EXERCISE DIRECTIONS: In the entries, find all lines that hold the word "Tröja" and copy them.

###

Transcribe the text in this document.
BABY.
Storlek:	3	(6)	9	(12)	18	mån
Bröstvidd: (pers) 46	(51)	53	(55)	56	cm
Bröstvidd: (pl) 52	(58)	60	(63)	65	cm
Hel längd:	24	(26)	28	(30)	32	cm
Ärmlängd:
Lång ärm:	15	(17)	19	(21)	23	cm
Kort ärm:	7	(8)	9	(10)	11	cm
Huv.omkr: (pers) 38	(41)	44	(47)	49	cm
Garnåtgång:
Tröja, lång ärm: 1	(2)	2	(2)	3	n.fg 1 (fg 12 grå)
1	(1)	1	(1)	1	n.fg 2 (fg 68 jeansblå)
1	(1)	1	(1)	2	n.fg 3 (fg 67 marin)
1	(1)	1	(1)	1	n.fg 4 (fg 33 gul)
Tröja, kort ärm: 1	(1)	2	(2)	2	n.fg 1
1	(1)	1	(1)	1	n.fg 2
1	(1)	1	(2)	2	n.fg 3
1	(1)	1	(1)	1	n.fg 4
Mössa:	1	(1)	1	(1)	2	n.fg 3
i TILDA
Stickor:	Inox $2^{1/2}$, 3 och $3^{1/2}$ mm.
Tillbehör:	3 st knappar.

###

CORRECT ANSWER:
Tröja, lång ärm: 1	(2)	2	(2)	3	n.fg 1 (fg 12 grå)
Tröja, kort ärm: 1	(1)	2	(2)	2	n.fg 1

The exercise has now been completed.